DOCUMENT SECTION:
===
Compliance
telecom
telco
5G

Cybersecurity for telecom operators: NIS2 and CNMC in Spain 2026

Telecom cybersecurity: NIS2 for electronic communications operators, CNMC, RGT, 5G threats, SS7/Diameter, BGP hijacks and a compliance roadmap.

SecraJune 8, 202614 min read

The Spanish telecom sector sustains the connectivity on which the rest of the digital economy depends. Operators such as Movistar, Vodafone, Orange and MásMóvil control virtually all the fixed and mobile access infrastructure, while an increasingly broad ecosystem of mobile virtual network operators including Digi, Finetwork, Pepephone and Lowi competes in the retail market on top of the wholesale capacity of those incumbents. Alongside them coexist data centre operators, top level domain registries, DNS providers, fibre carriers and submarine cable operators. NIS2 treats this set as essential digital infrastructure and applies a reinforced regime of obligations to it.

This article describes how the telecom sector fits within the NIS2 framework, which Spanish rules overlap with the European directive, which threats specifically affect mobile and transport networks, what the priority technical controls are, and how to build a compliance programme defensible before the CNMC and the competent cybersecurity authority.

The essentials. Public electronic communications network operators are NIS2 essential entities, as are DNS providers, TLD registries, data centre operators and relevant cloud services. The framework is completed by the General Telecommunications Act, the General Telecommunications Regulation, CNMC supervision, ENISA guidance and the EU 5G Toolbox for supplier risk. Critical threats combine SS7 and Diameter signalling abuse, BGP hijacks, defective 5G slice isolation, lawful interception governance and supply chain scrutiny over vendors such as Huawei or ZTE. The compliance plan must articulate signalling firewalls, backbone DDoS protection, RPKI on BGP, zero trust across the infrastructure and a continuous supplier evaluation process.

The telecom operator as a NIS2 essential entity

NIS2 places telecommunications within the digital infrastructure block, a broad category grouping actors that share a common trait: when they fail, everything else fails too. The directive considers as an essential entity the provider of public electronic communications networks and the provider of publicly available electronic communications services. This covers both the backbone operator with its own network and the retail reseller offering a service identifiable to the end user.

Alongside the classic operator, the digital infrastructure recognised by NIS2 includes DNS service providers, top level domain name registries, cloud service providers, data centre operators, content delivery networks and trust service providers. A significant share of Spanish telecom operators performs several of these activities at once, either directly or through specialised subsidiaries, so the real perimeter of obligations tends to be wider than the basic connectivity business alone.

Mobile virtual network operators deserve specific attention. Even if they do not operate their own radio, they provide a public electronic communications service identifiable to the user and, depending on size and share, they fall squarely within NIS2 scope. The discussion of whether a small MVNO sits under essential or important entity status is resolved by applying the thresholds set in the national transposition, and reasonable doubt is cleared through a specific analysis that considers customers, revenue and dependency on the host operator.

Multi-layered Spanish regulatory framework

The Spanish telecom operator works under several overlapping regulatory layers that do not replace one another. NIS2 sets the common European baseline for cybersecurity risk management and incident notification. Law 11/2022, the General Telecommunications Act, develops at national level the general obligations of the sector, including the security and integrity of networks and services. Royal Decree 726/2011, known as the General Telecommunications Regulation, and derived rules concretise technical requirements and procedures for deployment and operation.
===
PROVIDED INFORMATION:
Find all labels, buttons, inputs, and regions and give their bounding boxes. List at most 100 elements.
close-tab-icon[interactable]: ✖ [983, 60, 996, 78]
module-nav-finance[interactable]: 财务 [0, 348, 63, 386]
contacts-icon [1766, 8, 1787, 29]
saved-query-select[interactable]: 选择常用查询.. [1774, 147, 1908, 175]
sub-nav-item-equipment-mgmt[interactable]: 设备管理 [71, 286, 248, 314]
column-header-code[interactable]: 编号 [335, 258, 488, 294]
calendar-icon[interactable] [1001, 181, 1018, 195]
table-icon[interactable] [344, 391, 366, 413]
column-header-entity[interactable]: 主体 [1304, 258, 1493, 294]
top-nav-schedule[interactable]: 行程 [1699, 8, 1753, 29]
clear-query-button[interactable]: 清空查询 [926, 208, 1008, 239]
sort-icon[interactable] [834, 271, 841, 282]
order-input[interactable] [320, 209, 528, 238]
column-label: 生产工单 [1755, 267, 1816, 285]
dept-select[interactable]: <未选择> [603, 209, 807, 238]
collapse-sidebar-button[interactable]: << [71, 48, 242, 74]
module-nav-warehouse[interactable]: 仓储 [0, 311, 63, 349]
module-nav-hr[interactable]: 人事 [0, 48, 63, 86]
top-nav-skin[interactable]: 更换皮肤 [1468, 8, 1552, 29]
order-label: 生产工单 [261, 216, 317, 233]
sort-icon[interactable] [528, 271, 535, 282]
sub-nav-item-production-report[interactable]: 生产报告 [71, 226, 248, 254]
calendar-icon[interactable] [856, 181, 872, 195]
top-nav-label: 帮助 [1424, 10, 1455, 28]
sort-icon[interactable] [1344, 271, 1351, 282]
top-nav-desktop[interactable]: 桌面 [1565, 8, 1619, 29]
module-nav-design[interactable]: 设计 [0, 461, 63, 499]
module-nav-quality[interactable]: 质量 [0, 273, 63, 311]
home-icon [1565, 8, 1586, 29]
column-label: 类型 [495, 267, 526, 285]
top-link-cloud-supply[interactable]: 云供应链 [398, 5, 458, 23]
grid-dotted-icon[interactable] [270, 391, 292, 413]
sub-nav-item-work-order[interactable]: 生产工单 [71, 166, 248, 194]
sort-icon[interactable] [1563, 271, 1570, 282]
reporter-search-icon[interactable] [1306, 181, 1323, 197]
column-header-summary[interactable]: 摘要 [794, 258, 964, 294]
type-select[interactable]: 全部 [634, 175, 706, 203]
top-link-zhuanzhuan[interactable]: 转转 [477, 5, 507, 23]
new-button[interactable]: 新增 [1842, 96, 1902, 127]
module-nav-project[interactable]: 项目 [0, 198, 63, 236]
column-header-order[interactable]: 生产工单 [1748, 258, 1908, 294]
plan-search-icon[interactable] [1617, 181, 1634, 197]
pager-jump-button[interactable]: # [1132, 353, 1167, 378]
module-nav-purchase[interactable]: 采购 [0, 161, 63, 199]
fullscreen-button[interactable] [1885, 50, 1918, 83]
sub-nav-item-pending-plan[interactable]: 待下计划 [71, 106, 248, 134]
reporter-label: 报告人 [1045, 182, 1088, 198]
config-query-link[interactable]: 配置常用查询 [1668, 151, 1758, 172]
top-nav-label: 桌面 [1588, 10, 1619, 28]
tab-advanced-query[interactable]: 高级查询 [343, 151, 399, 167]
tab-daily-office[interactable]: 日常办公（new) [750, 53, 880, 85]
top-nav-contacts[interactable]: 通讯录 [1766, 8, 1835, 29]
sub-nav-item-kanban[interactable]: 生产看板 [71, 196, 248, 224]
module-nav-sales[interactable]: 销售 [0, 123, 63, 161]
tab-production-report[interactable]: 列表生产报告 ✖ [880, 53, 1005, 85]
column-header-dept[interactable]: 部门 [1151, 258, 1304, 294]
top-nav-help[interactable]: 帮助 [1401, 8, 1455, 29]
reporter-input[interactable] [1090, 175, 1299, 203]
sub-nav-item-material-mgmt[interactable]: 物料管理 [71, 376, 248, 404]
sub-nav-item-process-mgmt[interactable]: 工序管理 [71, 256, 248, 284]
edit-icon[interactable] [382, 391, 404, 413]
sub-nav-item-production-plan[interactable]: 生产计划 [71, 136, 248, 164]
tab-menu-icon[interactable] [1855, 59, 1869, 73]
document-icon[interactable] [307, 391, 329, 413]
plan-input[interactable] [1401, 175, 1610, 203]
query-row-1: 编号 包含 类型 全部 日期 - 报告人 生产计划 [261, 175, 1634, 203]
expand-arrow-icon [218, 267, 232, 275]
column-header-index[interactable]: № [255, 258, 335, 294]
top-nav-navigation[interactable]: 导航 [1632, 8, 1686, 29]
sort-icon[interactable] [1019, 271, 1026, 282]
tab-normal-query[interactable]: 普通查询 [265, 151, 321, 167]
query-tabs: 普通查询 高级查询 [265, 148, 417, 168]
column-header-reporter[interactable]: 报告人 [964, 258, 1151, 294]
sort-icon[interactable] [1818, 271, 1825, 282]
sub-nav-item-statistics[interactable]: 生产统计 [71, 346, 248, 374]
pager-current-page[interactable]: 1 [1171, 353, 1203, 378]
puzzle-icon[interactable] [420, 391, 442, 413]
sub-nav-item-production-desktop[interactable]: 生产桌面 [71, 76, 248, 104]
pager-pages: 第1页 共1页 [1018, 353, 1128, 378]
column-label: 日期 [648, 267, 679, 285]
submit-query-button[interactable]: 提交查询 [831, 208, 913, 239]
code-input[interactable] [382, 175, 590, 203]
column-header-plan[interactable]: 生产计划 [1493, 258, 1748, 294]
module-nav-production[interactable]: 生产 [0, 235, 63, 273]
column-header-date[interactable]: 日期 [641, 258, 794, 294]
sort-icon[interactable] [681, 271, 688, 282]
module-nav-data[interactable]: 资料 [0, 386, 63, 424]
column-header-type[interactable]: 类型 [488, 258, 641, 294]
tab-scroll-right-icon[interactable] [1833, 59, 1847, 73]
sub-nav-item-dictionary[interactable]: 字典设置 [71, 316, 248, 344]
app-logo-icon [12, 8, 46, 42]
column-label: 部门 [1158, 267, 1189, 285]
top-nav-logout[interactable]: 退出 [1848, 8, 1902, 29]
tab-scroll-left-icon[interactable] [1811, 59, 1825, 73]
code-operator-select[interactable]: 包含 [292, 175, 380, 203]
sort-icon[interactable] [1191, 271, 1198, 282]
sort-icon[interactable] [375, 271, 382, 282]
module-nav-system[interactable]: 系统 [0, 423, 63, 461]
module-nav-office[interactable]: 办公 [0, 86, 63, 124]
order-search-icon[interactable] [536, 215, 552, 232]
===
OBJECTIVE: Print the passage of the telecom cybersecurity article starting at "Alongside the classic" and ending at "connectivity business alone.". The lines shown with this text are not required.

FINAL RESULT:
Alongside the classic operator, the digital infrastructure recognised by NIS2 includes DNS service providers, top level domain name registries, cloud service providers, data centre operators, content delivery networks and trust service providers. A significant share of Spanish telecom operators performs several of these activities at once, either directly or through specialised subsidiaries, so the real perimeter of obligations tends to be wider than the basic connectivity business alone.